_Description of the task_: Extract each line of the records below that contains the word "Peak".

═══ Input material

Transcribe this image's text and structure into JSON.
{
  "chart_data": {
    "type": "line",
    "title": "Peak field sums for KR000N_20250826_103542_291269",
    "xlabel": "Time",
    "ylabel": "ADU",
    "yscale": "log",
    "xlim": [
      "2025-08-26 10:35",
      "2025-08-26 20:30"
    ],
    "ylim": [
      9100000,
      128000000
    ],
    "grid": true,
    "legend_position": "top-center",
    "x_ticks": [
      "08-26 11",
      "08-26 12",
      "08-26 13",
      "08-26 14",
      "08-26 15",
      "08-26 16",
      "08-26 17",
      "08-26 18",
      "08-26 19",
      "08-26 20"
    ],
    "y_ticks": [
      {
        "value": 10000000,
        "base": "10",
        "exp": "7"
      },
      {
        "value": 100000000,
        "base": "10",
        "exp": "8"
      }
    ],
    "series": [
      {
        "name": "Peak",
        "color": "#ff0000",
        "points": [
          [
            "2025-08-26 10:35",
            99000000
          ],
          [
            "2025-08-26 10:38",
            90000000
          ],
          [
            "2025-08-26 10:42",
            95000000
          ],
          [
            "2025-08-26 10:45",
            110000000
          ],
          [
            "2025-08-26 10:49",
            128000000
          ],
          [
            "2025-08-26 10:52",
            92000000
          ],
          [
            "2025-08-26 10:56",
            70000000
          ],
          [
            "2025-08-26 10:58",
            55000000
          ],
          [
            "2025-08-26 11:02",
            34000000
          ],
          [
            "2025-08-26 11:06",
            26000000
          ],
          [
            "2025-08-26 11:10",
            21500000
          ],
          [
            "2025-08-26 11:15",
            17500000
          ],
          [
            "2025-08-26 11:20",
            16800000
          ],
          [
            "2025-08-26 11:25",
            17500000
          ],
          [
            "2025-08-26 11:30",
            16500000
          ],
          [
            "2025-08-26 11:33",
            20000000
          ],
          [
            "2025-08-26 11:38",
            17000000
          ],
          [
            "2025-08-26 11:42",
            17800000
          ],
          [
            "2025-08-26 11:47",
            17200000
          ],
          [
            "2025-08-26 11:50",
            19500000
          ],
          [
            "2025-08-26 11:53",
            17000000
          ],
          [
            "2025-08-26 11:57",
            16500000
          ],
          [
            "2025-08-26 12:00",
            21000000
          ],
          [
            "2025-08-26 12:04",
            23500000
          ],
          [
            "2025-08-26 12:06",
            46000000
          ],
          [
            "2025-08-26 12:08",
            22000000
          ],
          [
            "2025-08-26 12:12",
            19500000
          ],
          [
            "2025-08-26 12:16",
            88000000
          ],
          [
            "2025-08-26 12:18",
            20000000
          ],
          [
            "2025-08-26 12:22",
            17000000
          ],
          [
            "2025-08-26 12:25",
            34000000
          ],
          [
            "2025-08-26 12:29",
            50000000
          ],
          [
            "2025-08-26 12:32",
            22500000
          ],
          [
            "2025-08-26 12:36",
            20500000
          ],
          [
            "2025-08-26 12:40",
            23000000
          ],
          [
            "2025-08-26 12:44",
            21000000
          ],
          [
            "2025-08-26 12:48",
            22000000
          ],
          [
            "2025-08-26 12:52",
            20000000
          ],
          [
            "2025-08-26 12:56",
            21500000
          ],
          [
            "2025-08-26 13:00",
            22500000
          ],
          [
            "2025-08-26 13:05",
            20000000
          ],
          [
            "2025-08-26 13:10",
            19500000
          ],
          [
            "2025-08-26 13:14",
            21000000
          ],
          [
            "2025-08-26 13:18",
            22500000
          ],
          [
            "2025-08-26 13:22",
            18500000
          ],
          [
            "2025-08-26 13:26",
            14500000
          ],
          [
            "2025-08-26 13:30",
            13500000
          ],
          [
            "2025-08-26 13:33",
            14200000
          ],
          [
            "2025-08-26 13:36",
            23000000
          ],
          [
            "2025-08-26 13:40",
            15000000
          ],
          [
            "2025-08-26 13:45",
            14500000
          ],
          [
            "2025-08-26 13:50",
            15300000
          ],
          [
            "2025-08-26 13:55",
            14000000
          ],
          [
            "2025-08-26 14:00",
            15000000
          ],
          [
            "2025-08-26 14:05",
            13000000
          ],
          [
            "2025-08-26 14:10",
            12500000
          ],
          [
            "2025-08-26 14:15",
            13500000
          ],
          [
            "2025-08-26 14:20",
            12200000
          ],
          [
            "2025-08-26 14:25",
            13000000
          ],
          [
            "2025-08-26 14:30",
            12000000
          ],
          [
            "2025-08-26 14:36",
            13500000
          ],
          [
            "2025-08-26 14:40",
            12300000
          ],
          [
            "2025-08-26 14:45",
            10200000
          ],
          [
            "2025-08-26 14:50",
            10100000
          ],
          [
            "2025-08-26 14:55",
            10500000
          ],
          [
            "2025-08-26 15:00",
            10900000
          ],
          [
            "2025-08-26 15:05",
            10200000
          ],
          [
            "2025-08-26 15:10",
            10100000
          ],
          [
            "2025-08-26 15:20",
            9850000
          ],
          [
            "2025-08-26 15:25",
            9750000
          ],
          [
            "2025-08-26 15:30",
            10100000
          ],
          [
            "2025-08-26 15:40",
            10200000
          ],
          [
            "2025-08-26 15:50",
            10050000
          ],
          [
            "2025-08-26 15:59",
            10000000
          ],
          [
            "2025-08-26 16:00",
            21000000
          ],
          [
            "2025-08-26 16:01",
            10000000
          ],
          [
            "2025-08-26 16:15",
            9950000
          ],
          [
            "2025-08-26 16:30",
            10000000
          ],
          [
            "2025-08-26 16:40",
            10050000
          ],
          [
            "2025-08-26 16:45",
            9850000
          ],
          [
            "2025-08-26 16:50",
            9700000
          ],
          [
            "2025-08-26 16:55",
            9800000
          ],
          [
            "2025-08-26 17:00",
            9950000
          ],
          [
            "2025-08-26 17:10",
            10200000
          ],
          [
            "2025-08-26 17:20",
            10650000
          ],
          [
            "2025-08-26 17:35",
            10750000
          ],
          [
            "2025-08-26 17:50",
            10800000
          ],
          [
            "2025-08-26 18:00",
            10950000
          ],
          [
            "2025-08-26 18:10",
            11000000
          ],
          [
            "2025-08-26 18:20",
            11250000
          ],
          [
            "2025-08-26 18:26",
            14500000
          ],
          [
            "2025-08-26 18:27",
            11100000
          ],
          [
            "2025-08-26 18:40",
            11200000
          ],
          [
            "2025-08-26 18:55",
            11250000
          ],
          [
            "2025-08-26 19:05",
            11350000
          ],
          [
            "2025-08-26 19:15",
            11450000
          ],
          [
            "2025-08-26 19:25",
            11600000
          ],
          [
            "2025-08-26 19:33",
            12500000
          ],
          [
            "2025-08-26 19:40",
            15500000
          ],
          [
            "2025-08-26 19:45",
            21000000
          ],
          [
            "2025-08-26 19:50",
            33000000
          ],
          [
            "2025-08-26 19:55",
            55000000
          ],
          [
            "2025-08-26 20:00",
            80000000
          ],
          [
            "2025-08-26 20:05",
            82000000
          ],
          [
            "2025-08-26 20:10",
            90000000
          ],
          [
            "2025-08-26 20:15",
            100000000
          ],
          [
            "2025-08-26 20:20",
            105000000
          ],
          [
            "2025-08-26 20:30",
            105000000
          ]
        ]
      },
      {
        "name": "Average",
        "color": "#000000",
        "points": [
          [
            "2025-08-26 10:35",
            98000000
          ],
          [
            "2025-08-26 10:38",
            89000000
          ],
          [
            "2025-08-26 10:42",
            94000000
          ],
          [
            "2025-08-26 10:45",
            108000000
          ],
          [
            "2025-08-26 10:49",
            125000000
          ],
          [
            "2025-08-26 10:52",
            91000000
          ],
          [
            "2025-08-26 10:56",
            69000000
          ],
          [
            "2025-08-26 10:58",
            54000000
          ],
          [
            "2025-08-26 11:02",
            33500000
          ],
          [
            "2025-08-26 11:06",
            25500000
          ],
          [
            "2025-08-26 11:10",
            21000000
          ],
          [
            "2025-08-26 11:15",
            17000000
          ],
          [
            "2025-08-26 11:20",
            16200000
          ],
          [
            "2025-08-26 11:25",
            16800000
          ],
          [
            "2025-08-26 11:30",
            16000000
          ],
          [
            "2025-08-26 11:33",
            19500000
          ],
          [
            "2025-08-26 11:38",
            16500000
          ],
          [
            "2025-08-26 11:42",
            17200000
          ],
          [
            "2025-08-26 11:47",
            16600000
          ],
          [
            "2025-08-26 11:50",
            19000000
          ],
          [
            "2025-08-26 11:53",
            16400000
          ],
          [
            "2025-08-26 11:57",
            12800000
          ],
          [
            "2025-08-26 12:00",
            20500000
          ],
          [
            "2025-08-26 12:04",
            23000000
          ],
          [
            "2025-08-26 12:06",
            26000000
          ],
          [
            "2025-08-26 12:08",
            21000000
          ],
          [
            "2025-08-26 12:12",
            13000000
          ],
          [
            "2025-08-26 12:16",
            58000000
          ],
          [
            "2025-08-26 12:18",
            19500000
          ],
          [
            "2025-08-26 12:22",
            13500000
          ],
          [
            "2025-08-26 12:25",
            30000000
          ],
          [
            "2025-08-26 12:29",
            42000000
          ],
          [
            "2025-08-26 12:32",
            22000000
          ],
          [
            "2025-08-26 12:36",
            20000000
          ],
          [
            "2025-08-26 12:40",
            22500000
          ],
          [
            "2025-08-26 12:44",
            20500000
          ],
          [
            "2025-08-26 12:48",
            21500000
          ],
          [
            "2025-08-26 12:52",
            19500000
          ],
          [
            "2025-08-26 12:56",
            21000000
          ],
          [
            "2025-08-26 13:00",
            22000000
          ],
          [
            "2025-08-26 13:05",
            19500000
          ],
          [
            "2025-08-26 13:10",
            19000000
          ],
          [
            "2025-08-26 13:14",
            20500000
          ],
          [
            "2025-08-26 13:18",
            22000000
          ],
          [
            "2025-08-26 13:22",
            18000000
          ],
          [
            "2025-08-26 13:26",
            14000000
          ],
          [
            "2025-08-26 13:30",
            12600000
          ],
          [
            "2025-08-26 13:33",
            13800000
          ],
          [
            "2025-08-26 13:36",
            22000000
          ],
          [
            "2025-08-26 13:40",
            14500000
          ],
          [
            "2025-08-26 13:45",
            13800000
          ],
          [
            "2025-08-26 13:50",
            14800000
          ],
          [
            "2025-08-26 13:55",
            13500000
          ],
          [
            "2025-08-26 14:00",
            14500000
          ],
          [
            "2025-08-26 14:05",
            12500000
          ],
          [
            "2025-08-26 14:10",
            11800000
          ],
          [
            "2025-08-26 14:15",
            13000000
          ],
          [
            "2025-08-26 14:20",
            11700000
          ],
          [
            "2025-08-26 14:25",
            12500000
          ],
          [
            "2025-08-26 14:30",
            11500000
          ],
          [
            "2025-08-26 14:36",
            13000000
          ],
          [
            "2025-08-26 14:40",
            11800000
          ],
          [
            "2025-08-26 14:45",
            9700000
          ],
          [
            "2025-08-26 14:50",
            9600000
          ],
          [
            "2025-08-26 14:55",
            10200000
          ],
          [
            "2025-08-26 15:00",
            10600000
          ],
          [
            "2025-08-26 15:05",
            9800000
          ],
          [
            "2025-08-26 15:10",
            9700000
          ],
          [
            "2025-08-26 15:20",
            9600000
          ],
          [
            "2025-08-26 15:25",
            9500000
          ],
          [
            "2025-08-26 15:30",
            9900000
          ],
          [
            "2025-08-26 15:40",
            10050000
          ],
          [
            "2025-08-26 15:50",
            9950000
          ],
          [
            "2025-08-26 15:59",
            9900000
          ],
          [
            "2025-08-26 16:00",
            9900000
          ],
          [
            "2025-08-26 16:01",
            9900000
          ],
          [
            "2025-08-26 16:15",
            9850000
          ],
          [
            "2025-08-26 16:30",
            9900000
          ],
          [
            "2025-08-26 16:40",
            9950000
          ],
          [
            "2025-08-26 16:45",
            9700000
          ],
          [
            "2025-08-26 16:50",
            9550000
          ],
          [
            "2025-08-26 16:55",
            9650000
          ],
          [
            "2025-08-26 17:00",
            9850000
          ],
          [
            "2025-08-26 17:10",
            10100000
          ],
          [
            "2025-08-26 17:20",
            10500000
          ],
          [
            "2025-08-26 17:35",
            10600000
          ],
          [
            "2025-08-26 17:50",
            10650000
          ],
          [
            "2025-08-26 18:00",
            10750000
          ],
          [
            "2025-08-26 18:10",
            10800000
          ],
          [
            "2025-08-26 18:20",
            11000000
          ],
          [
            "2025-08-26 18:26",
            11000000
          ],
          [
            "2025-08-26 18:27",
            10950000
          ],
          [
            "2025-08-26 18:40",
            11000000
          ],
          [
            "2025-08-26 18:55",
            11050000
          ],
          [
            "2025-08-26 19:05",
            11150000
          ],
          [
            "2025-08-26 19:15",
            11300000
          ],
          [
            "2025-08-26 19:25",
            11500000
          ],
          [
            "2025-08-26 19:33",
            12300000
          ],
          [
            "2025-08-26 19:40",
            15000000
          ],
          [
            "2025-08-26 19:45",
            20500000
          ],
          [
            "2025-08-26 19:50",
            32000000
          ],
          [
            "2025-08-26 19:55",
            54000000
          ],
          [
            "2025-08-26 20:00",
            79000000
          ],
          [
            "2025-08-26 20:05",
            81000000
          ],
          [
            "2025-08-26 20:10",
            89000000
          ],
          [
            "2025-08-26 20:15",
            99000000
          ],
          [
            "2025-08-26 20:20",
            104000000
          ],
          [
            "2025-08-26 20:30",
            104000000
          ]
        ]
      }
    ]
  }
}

══════

_In response_:
    "title": "Peak field sums for KR000N_20250826_103542_291269",
        "name": "Peak",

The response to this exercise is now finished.